Hard cases make bad law

May 24, 2019

    Yesterday, the Trump Justice Department brought an 18 count indictment against Julian Assange, charging him under the Espionage Act for his publication of secret and classified information that Chelsea Manning provided to him in 2009 and 2010, (Source: U.S. v. Assange, Crim. No. 1:18-cr-111(CMH), E.D. Va., 5/23/19).  This superseding indictment sent a chill through the spine of journalists and First Amendment advocates everywhere, as it represented the first time that the act has been used to prosecute the recipient, rather than the source, of information, (Source: “Assange Indicted Under Espionage Act, Raising First Amendment Issues,” by Charlie Savage, The New York Times, 5/23/19).

    The superseding indictment had nothing to do with Assange’s role in hacking the DNC servers during the 2016 election, or with any alleged cooperation with the Russian interference in our election.  This prosecution seeks to punish Assange for his role in encouraging Chelsea Manning to provide him with, and then disclosing, scores of government documents that were classified at the SECRET level, defined as information whose “unauthorized disclosure reasonably could be expected to cause serious damage to national security,” (Source: U.S.v. Assange, p.16, par.45).  The government highlights Assange’s reckless disregard for the fact that his unredacted disclosure of the leaked information posed “a grave and imminent risk to human life,” (Source: U.S. v. Assange, pp. 11-12). Given the fact that these charges are being brought ten years after the fact, it is hard to credit concern for human life, hardly the hallmark of this administration, as the animating rationale behind this indictment.

      In the press conference announcing the charges, John Demers, Head of the Justice Department’s National Security Division, brushed aside concerns about press freedom, asserting that Assange is “no journalist.”. In this age where bloggers, digital outlets and freelance investigative journalists are all news sources,  the government has no business being the arbiter of who is or isn’t a journalist. The more salient point is that the Espionage Act contains “no exemption for journalists” and prior administrations refused to prosecute publishers because they feared setting a “dangerous precedent,” (Source:  “The Latest Julian Assange Indictment Is an Assault on Press Freedom,” by Brian Barrett, Wired.com, 5/23/19).  No such concern restrains the Trump administration.

Stored items:
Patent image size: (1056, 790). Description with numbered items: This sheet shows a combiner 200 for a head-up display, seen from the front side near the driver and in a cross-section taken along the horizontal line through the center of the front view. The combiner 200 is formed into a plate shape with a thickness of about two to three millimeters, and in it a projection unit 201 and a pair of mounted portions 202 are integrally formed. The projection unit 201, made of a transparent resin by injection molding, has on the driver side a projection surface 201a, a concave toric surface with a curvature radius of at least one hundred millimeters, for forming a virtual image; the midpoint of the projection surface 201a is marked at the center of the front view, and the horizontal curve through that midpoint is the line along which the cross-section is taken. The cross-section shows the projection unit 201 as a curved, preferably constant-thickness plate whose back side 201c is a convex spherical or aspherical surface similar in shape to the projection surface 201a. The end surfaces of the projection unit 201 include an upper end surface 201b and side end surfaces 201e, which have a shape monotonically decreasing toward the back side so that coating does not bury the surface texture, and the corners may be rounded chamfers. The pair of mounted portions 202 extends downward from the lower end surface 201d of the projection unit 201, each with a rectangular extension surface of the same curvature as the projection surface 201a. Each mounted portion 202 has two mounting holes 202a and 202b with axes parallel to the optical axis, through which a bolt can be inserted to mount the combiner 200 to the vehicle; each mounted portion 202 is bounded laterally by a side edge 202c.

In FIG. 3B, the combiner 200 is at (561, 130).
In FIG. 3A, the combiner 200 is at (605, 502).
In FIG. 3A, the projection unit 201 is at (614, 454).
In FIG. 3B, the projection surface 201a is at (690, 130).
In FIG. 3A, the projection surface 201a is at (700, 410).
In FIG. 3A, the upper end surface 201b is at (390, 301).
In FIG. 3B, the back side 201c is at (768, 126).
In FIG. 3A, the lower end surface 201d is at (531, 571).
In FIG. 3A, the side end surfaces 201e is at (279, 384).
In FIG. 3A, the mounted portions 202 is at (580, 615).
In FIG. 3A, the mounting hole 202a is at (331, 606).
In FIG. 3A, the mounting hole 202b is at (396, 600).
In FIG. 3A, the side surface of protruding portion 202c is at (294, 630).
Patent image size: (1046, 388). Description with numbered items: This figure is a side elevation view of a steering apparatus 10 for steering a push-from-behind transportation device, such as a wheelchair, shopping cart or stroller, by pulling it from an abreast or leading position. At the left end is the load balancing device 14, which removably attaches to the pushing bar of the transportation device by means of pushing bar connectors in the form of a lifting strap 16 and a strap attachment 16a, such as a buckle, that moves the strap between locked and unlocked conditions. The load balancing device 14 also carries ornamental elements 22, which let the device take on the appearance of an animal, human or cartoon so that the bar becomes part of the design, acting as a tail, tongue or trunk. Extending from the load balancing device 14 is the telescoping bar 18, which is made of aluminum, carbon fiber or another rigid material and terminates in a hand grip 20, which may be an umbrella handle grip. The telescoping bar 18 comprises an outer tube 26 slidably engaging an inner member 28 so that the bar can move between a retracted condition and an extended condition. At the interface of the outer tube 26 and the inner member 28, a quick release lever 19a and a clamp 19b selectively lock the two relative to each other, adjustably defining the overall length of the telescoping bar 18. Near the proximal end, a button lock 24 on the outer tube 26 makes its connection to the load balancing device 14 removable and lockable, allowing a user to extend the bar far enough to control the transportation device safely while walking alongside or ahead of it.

→ ASSIGNMENT
Copy out everything from "Yesterday, the Trump" down to "York Times, 5/23/19)." in the Assange indictment text, swapping "chill" for "shiver".

→ ANSWER
Yesterday, the Trump Justice Department brought an 18 count indictment against Julian Assange, charging him under the Espionage Act for his publication of secret and classified information that Chelsea Manning provided to him in 2009 and 2010, (Source: U.S. v. Assange, Crim. No. 1:18-cr-111(CMH), E.D. Va., 5/23/19).  This superseding indictment sent a shiver through the spine of journalists and First Amendment advocates everywhere, as it represented the first time that the act has been used to prosecute the recipient, rather than the source, of information, (Source: “Assange Indicted Under Espionage Act, Raising First Amendment Issues,” by Charlie Savage, The New York Times, 5/23/19).